— AIM OF THE TASK —
Go through the entries below and copy each line containing the word "стоимость".

— DATA IN THIS EXERCISE —
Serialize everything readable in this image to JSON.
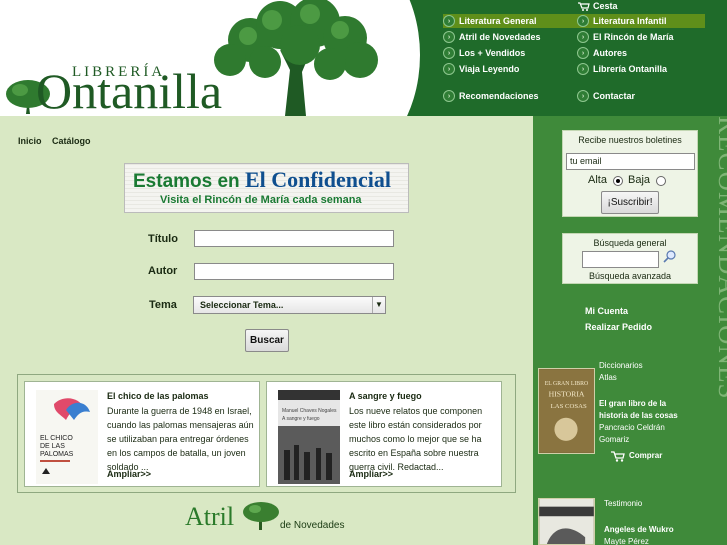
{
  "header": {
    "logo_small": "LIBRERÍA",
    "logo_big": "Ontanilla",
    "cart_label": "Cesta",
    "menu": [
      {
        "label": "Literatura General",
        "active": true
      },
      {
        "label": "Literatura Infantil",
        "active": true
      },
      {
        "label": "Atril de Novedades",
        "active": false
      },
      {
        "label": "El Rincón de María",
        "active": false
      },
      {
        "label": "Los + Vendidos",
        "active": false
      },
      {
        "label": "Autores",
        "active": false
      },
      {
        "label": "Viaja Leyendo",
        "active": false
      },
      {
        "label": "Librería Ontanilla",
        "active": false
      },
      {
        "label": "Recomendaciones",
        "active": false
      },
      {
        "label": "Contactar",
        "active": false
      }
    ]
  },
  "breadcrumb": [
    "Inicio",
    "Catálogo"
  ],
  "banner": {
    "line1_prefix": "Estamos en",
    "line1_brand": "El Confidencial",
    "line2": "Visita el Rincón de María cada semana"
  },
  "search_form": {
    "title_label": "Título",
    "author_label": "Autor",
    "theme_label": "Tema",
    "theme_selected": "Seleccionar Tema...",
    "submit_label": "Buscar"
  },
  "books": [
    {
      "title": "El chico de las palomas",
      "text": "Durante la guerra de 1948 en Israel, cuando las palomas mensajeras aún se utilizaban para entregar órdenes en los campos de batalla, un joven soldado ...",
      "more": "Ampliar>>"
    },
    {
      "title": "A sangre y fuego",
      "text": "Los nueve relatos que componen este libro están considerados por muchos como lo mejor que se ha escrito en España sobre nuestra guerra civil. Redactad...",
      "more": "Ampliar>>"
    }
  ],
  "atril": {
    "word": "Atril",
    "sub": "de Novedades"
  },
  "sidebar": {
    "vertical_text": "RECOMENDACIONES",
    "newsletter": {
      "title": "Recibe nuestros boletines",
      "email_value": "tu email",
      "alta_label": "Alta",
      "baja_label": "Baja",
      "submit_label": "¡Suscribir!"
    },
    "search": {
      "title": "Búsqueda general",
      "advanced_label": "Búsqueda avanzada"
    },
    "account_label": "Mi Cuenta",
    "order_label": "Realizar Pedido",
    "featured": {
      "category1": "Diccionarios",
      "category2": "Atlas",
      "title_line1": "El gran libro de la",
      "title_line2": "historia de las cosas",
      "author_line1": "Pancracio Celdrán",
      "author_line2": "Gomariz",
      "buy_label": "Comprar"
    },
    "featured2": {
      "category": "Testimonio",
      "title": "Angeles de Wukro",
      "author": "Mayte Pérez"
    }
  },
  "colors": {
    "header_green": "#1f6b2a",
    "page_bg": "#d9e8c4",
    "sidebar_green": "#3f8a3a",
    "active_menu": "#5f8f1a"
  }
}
--
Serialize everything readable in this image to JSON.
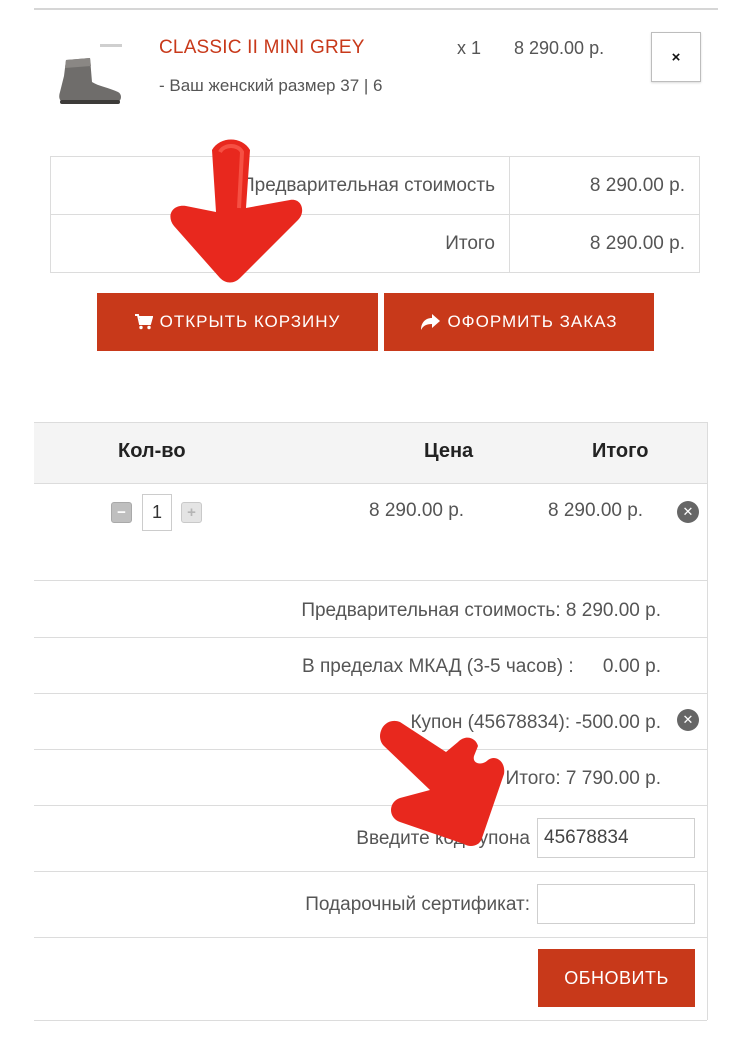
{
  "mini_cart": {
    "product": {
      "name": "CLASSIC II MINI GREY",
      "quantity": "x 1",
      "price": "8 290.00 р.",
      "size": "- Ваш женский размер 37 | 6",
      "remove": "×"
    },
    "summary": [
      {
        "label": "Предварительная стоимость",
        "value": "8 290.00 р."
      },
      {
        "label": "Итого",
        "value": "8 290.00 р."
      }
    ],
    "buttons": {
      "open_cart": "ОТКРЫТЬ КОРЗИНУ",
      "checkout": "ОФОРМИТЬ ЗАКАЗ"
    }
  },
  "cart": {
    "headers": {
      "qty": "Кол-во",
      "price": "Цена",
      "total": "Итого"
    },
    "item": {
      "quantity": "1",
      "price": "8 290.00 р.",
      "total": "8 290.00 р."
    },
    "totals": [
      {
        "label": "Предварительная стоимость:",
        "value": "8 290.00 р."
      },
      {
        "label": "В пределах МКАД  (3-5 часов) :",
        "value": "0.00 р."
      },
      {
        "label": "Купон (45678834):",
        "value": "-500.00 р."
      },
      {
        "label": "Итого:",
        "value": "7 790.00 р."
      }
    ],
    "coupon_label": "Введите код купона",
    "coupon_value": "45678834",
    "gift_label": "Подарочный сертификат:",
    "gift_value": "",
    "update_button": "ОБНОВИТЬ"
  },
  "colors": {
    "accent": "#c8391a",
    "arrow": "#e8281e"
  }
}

— ANSWER TO THIS EXERCISE —
        "label": "Предварительная стоимость",
        "label": "Предварительная стоимость:",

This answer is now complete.